GIVEN EXERCISE => Exclude the pictures and retype the entries as written.

EXERCISE MATERIALS =>

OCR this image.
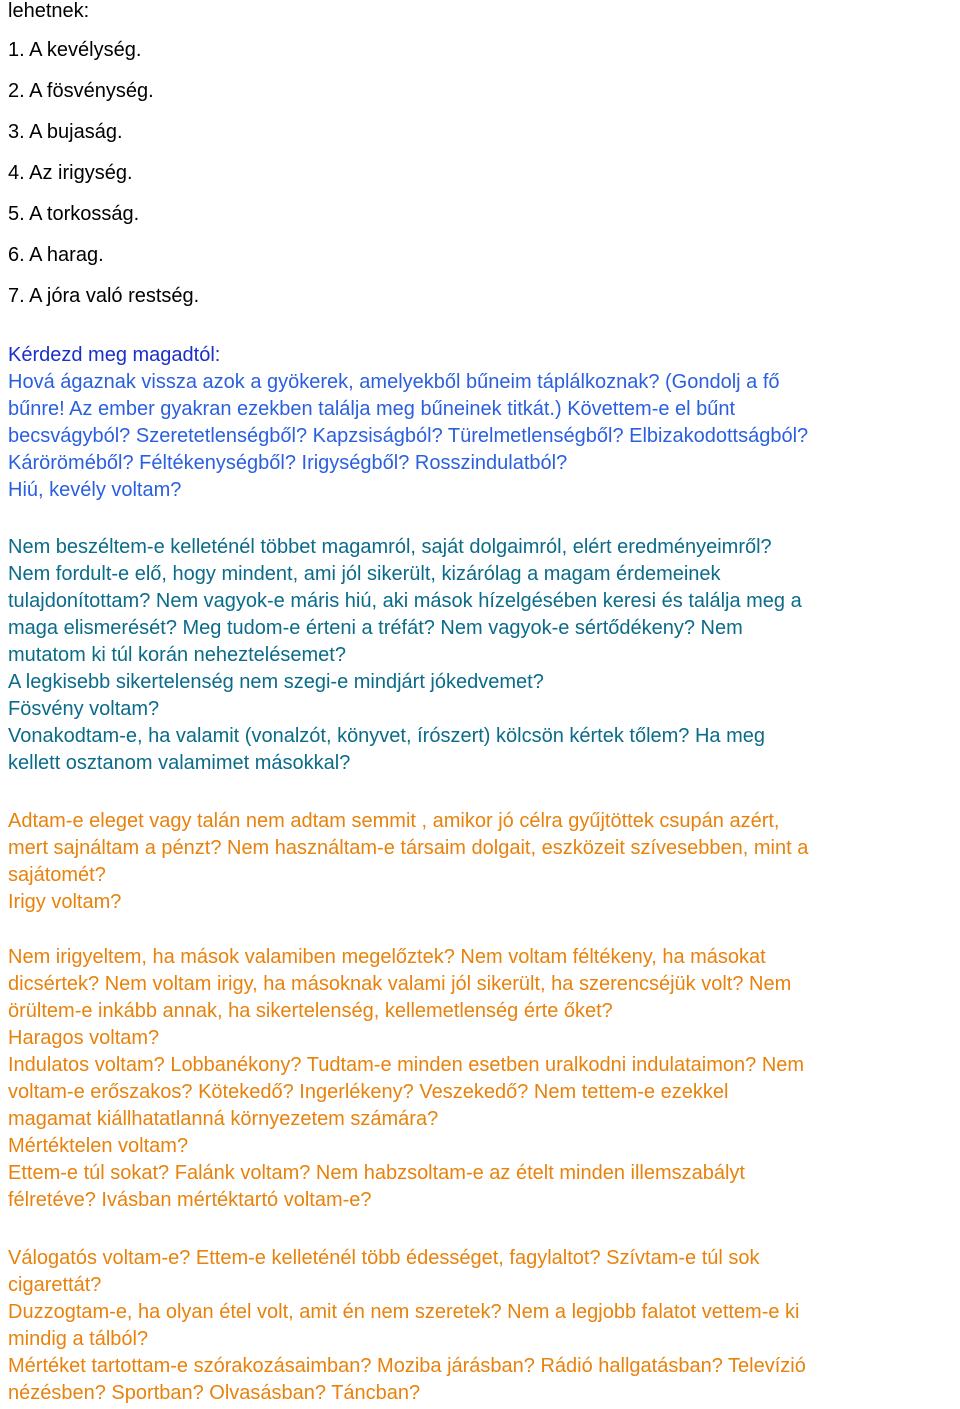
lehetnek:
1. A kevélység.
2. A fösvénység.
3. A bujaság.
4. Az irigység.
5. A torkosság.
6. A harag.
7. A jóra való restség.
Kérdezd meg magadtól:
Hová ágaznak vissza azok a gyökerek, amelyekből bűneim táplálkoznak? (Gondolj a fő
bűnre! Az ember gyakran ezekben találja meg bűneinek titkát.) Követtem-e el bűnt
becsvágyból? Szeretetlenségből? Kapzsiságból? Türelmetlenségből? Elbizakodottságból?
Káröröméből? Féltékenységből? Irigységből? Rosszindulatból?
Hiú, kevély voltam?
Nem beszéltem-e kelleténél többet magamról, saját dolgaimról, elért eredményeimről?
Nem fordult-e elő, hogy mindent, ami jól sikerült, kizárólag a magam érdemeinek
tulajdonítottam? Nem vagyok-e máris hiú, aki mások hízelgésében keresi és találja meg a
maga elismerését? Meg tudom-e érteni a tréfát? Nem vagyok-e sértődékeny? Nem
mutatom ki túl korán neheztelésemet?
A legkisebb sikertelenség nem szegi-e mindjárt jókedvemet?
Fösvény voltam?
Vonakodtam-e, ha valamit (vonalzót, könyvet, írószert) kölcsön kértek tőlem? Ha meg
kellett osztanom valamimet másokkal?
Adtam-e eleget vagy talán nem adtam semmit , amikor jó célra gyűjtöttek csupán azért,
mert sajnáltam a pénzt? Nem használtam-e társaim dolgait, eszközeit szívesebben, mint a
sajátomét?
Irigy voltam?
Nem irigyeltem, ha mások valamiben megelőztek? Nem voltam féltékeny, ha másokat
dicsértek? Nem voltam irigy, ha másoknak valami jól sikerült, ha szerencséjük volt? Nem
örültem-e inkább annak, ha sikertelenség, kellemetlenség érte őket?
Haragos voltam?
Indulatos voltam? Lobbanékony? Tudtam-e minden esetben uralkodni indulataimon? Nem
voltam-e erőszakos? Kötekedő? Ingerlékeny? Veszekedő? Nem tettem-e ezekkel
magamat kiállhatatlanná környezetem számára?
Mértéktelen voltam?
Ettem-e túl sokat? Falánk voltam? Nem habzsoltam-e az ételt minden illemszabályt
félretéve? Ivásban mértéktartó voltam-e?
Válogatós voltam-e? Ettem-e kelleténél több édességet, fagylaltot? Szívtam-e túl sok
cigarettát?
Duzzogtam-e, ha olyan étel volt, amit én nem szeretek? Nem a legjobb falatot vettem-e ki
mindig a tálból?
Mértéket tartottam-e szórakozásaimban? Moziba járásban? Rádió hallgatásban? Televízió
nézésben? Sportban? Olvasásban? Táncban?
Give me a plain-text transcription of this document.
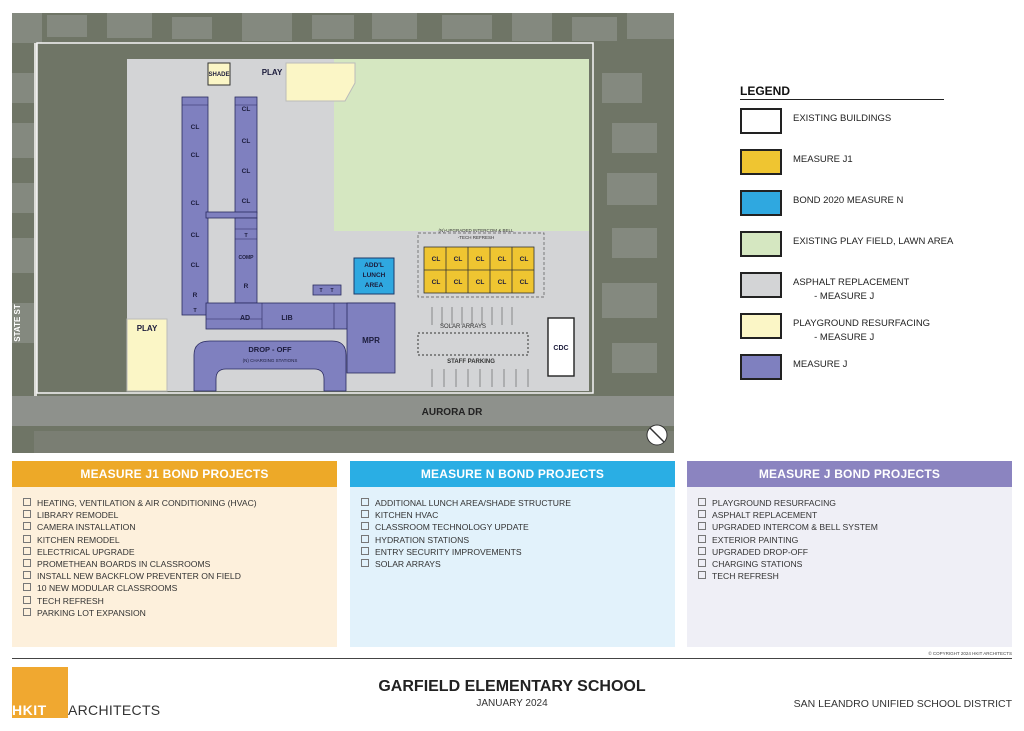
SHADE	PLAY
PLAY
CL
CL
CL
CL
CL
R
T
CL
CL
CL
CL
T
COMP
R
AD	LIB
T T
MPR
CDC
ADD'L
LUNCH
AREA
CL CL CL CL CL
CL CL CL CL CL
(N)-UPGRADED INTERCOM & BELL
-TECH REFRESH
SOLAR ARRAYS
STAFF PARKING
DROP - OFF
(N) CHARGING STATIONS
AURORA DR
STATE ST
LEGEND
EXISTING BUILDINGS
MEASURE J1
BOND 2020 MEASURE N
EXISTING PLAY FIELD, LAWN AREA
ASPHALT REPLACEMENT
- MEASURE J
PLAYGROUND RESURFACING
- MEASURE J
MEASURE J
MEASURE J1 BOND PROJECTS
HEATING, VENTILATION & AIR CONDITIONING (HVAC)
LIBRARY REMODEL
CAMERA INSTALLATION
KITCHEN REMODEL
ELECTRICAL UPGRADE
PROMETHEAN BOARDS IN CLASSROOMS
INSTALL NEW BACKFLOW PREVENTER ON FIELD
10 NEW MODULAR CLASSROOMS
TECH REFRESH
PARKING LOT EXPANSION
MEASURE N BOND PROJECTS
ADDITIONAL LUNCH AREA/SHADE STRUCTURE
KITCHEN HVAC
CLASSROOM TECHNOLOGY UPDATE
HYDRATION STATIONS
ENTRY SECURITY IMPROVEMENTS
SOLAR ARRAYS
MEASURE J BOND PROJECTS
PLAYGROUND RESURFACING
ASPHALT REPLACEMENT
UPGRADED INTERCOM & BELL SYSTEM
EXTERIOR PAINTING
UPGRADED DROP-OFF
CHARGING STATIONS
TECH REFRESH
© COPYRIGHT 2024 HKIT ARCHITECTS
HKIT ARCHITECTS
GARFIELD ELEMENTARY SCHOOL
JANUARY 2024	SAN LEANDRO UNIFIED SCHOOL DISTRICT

THE COMPLETED TASK =>
OCR this image.
lehetnek:
1. A kevélység.
2. A fösvénység.
3. A bujaság.
4. Az irigység.
5. A torkosság.
6. A harag.
7. A jóra való restség.
Kérdezd meg magadtól:
Hová ágaznak vissza azok a gyökerek, amelyekből bűneim táplálkoznak? (Gondolj a fő
bűnre! Az ember gyakran ezekben találja meg bűneinek titkát.) Követtem-e el bűnt
becsvágyból? Szeretetlenségből? Kapzsiságból? Türelmetlenségből? Elbizakodottságból?
Káröröméből? Féltékenységből? Irigységből? Rosszindulatból?
Hiú, kevély voltam?
Nem beszéltem-e kelleténél többet magamról, saját dolgaimról, elért eredményeimről?
Nem fordult-e elő, hogy mindent, ami jól sikerült, kizárólag a magam érdemeinek
tulajdonítottam? Nem vagyok-e máris hiú, aki mások hízelgésében keresi és találja meg a
maga elismerését? Meg tudom-e érteni a tréfát? Nem vagyok-e sértődékeny? Nem
mutatom ki túl korán neheztelésemet?
A legkisebb sikertelenség nem szegi-e mindjárt jókedvemet?
Fösvény voltam?
Vonakodtam-e, ha valamit (vonalzót, könyvet, írószert) kölcsön kértek tőlem? Ha meg
kellett osztanom valamimet másokkal?
Adtam-e eleget vagy talán nem adtam semmit , amikor jó célra gyűjtöttek csupán azért,
mert sajnáltam a pénzt? Nem használtam-e társaim dolgait, eszközeit szívesebben, mint a
sajátomét?
Irigy voltam?
Nem irigyeltem, ha mások valamiben megelőztek? Nem voltam féltékeny, ha másokat
dicsértek? Nem voltam irigy, ha másoknak valami jól sikerült, ha szerencséjük volt? Nem
örültem-e inkább annak, ha sikertelenség, kellemetlenség érte őket?
Haragos voltam?
Indulatos voltam? Lobbanékony? Tudtam-e minden esetben uralkodni indulataimon? Nem
voltam-e erőszakos? Kötekedő? Ingerlékeny? Veszekedő? Nem tettem-e ezekkel
magamat kiállhatatlanná környezetem számára?
Mértéktelen voltam?
Ettem-e túl sokat? Falánk voltam? Nem habzsoltam-e az ételt minden illemszabályt
félretéve? Ivásban mértéktartó voltam-e?
Válogatós voltam-e? Ettem-e kelleténél több édességet, fagylaltot? Szívtam-e túl sok
cigarettát?
Duzzogtam-e, ha olyan étel volt, amit én nem szeretek? Nem a legjobb falatot vettem-e ki
mindig a tálból?
Mértéket tartottam-e szórakozásaimban? Moziba járásban? Rádió hallgatásban? Televízió
nézésben? Sportban? Olvasásban? Táncban?
Give me a plain-text transcription of this document.
SHADE	PLAY
PLAY
CL
CL
CL
CL
CL
R
T
CL
CL
CL
CL
T
COMP
R
AD	LIB
T T
MPR
CDC
ADD'L
LUNCH
AREA
CL CL CL CL CL
CL CL CL CL CL
(N)-UPGRADED INTERCOM & BELL
-TECH REFRESH
SOLAR ARRAYS
STAFF PARKING
DROP - OFF
(N) CHARGING STATIONS
AURORA DR
STATE ST
LEGEND
EXISTING BUILDINGS
MEASURE J1
BOND 2020 MEASURE N
EXISTING PLAY FIELD, LAWN AREA
ASPHALT REPLACEMENT
- MEASURE J
PLAYGROUND RESURFACING
- MEASURE J
MEASURE J
MEASURE J1 BOND PROJECTS
HEATING, VENTILATION & AIR CONDITIONING (HVAC)
LIBRARY REMODEL
CAMERA INSTALLATION
KITCHEN REMODEL
ELECTRICAL UPGRADE
PROMETHEAN BOARDS IN CLASSROOMS
INSTALL NEW BACKFLOW PREVENTER ON FIELD
10 NEW MODULAR CLASSROOMS
TECH REFRESH
PARKING LOT EXPANSION
MEASURE N BOND PROJECTS
ADDITIONAL LUNCH AREA/SHADE STRUCTURE
KITCHEN HVAC
CLASSROOM TECHNOLOGY UPDATE
HYDRATION STATIONS
ENTRY SECURITY IMPROVEMENTS
SOLAR ARRAYS
MEASURE J BOND PROJECTS
PLAYGROUND RESURFACING
ASPHALT REPLACEMENT
UPGRADED INTERCOM & BELL SYSTEM
EXTERIOR PAINTING
UPGRADED DROP-OFF
CHARGING STATIONS
TECH REFRESH
© COPYRIGHT 2024 HKIT ARCHITECTS
HKIT ARCHITECTS
GARFIELD ELEMENTARY SCHOOL
JANUARY 2024	SAN LEANDRO UNIFIED SCHOOL DISTRICT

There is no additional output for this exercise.